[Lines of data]
— Start —

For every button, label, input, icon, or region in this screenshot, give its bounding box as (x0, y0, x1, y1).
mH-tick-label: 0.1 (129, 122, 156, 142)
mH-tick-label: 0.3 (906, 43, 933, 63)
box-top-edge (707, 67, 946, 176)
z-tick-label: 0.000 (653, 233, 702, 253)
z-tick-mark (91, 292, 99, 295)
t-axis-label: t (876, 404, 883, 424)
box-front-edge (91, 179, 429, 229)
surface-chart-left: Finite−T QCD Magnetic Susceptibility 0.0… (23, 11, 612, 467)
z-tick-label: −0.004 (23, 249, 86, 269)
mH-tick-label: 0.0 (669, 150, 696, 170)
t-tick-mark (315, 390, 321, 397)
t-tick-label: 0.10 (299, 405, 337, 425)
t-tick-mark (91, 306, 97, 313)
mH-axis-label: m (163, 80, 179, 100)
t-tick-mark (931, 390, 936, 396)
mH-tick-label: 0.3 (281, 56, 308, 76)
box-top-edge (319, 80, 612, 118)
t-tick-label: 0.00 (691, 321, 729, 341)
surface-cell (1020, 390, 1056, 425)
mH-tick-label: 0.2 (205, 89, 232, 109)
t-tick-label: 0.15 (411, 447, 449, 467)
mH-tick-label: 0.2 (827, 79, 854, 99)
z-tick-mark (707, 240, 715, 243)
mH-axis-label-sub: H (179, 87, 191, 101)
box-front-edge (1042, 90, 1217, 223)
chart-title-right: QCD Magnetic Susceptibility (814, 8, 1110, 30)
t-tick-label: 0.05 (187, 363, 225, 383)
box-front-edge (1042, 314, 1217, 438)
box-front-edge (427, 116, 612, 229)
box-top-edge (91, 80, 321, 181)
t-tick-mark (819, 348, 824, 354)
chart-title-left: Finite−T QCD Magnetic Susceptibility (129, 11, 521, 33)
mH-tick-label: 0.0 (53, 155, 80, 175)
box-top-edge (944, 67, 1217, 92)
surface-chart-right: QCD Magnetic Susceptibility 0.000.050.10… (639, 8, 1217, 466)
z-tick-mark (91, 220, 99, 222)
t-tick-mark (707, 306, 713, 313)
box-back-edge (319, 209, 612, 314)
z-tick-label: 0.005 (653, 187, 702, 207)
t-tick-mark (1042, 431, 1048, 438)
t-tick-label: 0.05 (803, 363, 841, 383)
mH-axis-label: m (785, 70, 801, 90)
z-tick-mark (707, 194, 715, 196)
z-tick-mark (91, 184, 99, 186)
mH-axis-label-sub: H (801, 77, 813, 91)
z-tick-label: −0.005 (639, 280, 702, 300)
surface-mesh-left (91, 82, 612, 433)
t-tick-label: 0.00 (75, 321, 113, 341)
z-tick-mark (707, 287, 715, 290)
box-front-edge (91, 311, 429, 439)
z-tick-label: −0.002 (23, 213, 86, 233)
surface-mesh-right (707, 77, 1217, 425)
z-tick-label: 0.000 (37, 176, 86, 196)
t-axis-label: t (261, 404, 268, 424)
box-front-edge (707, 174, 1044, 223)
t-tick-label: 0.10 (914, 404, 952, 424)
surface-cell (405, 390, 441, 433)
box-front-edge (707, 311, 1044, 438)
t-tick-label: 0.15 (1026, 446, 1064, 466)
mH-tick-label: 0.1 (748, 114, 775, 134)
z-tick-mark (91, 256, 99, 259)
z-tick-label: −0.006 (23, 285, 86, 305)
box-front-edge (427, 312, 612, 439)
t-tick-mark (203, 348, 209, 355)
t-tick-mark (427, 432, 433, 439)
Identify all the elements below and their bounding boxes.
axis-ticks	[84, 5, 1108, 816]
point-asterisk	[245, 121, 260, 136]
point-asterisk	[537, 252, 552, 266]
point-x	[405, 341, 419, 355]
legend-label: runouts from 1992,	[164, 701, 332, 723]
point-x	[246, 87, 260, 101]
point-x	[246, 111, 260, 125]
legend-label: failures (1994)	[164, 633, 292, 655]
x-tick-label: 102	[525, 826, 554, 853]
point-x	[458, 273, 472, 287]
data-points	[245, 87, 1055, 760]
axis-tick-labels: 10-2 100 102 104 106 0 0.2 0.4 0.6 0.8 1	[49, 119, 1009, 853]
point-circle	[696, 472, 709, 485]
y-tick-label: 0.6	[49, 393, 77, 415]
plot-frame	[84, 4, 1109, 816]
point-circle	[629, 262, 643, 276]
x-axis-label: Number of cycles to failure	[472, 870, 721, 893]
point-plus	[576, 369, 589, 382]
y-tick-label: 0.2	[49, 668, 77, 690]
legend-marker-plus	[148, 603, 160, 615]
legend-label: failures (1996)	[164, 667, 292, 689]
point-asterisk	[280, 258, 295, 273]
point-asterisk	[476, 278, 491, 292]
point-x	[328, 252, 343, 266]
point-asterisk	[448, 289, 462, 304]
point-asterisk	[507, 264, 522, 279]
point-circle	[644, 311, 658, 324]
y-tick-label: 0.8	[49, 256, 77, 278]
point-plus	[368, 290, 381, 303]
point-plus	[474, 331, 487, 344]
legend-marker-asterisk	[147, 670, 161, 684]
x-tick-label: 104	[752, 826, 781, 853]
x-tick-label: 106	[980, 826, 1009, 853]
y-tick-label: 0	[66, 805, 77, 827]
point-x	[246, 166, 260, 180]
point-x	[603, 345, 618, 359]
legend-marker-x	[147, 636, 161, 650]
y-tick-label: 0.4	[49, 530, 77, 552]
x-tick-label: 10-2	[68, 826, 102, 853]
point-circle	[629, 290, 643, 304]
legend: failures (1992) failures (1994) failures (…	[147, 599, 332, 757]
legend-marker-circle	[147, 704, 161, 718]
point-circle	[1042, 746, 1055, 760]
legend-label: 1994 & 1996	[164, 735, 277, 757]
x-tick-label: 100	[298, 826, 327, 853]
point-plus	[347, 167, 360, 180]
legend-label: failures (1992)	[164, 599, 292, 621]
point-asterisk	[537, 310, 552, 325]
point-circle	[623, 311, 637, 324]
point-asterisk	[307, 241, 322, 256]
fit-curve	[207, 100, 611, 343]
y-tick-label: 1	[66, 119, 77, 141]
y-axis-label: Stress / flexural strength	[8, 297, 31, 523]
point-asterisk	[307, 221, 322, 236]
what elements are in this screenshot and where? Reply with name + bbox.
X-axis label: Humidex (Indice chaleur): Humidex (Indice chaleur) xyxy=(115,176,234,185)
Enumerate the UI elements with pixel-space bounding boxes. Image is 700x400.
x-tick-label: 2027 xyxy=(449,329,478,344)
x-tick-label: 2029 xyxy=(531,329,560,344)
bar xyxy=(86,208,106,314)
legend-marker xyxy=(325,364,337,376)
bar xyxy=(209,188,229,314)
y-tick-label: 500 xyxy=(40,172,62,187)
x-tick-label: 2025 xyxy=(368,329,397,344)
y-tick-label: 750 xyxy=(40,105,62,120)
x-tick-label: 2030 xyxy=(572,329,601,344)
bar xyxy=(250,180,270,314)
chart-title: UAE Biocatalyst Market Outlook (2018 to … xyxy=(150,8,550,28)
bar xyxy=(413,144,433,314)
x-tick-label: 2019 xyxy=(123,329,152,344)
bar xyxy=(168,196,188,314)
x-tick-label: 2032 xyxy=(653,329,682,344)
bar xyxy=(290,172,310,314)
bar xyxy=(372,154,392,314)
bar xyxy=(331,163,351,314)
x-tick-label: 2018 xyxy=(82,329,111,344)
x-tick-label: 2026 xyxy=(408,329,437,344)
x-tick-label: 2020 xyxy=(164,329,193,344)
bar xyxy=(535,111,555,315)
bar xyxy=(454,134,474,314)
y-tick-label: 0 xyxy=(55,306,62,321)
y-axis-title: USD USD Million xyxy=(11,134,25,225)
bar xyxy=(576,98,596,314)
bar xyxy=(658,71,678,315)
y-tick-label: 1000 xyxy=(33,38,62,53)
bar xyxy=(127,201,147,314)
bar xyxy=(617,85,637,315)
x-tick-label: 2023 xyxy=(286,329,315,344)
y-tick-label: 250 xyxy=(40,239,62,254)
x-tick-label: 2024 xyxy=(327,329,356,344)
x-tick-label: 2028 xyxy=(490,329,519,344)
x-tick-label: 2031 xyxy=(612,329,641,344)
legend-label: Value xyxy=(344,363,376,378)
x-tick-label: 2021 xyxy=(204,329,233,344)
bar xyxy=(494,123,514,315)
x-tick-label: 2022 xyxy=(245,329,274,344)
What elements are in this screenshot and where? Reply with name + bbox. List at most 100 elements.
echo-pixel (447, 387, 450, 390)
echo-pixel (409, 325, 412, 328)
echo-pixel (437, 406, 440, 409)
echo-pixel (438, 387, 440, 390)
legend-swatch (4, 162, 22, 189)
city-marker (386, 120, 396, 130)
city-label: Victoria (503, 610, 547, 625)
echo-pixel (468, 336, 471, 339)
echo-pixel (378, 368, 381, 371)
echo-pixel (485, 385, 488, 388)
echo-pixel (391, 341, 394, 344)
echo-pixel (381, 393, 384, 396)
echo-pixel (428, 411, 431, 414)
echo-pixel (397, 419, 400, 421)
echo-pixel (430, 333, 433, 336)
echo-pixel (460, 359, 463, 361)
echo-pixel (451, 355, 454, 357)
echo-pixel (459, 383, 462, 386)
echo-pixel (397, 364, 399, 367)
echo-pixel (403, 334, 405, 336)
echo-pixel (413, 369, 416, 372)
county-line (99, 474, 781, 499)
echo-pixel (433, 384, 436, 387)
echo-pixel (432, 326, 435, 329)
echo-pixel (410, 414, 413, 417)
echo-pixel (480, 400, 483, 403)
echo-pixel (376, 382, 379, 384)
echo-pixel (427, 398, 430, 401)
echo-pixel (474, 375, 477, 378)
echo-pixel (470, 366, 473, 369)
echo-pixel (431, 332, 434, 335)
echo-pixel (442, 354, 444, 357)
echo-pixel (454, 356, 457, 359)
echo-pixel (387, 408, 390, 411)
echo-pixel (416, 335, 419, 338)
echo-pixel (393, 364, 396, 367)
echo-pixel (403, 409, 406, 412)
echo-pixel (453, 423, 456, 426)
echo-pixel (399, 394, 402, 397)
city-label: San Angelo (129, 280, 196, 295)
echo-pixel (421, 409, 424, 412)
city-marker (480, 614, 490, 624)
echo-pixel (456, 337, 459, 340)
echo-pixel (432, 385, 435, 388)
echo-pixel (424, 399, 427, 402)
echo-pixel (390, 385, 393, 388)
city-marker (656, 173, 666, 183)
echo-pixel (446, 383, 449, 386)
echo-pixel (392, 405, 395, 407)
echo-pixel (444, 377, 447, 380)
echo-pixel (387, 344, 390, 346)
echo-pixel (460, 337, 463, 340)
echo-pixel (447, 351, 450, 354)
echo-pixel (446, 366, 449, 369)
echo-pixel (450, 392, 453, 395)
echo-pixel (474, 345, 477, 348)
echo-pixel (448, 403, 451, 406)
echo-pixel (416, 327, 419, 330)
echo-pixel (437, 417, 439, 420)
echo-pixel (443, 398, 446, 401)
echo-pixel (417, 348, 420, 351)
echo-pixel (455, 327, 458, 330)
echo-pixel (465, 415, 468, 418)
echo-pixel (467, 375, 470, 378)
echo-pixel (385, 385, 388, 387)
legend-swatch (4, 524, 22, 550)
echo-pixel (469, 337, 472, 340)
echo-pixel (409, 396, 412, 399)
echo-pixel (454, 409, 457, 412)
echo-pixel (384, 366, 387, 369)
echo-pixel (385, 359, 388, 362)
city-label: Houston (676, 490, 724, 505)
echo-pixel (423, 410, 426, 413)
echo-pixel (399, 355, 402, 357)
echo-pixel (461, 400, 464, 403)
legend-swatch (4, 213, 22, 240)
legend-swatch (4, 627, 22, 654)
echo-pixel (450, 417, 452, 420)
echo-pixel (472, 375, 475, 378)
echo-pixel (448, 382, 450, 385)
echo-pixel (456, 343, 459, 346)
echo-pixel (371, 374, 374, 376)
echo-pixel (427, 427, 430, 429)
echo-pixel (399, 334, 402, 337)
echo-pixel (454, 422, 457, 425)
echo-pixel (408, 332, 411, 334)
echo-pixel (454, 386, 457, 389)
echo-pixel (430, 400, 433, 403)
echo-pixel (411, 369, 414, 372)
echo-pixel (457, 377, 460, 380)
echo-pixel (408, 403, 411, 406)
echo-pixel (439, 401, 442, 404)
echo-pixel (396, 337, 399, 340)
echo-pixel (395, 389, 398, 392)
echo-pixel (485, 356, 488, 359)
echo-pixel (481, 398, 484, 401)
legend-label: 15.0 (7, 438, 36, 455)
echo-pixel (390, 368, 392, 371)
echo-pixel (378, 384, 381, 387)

— End —

> **Written instruction**
Print every line of the records above, starting from the first line and ending with the line that contains "box-front-edge (91, 179, 429, 229)", including both of those lines.

> **Output below**
For every button, label, input, icon, or region in this screenshot, give its bounding box as (x0, y0, x1, y1).
mH-tick-label: 0.1 (129, 122, 156, 142)
mH-tick-label: 0.3 (906, 43, 933, 63)
box-top-edge (707, 67, 946, 176)
z-tick-label: 0.000 (653, 233, 702, 253)
z-tick-mark (91, 292, 99, 295)
t-axis-label: t (876, 404, 883, 424)
box-front-edge (91, 179, 429, 229)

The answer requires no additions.